Teks Bacaan:
- - - - -
Liputan6.com, Gaza - Idul Fitri seharusnya memberikan rasa suka cita bagi umat Muslim yang merayakan akhir bulan puasa Ramadhan. Tapi tak demikian dengan warga Gaza, karena perang Israel vs Hamas sangat membebani mereka.
Banyak warga Palestina yang justru tidak merasakan kegembiraan pada Idul Fitri tahun ini, namun mengatakan bahwa mereka masih memiliki iman.
Baca Juga
Warga Palestina di seluruh Jalur Gaza menandai akhir bulan suci Ramadhan tanpa ada jeda dari serangan mematikan militer Israel.
Advertisement
Pada hari Rabu 10 April 2024, penduduk yang kelaparan di daerah kantong yang terkepung melakukan yang terbaik untuk mengikuti tradisi Idul Fitri, namun kenyataan perang yang telah menewaskan lebih dari 33.300 warga Palestina, sebagian besar perempuan dan anak-anak, tidak memberikan banyak ruang untuk perayaan.
"Tidak ada kegembiraan atau keinginan untuk merayakan acara suci ini," Ahmed Ismail, seorang penjaga toko di Rafah di Gaza selatan, mengatakan kepada Al Jazeera yang dikutip Kamis (11/4/2024). "Bahkan anak-anak pun tidak tertarik pada mainan seperti dulu. Ini adalah musim terburuk yang pernah kami jalani."
- - - - -
Data yang Diberikan:

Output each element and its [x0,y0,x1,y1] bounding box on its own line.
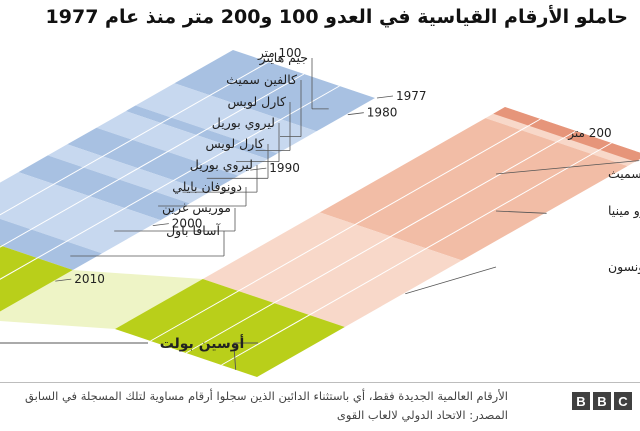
- - - - -
Tugas Latihan:
(a) Menurut teks bacaan tentang Idul Fitri di Gaza, berapa jumlah warga Palestina yang telah tewas akibat perang?
(b) Ulangi seluruh bagian teks bacaan mulai dari "Banyak warga Palestina" sampai dengan "mematikan militer Israel.".

Jawaban Tertulis:
(a) Lebih dari 33.300 warga Palestina.

(b)
Banyak warga Palestina yang justru tidak merasakan kegembiraan pada Idul Fitri tahun ini, namun mengatakan bahwa mereka masih memiliki iman.
Baca Juga
Warga Palestina di seluruh Jalur Gaza menandai akhir bulan suci Ramadhan tanpa ada jeda dari serangan mematikan militer Israel.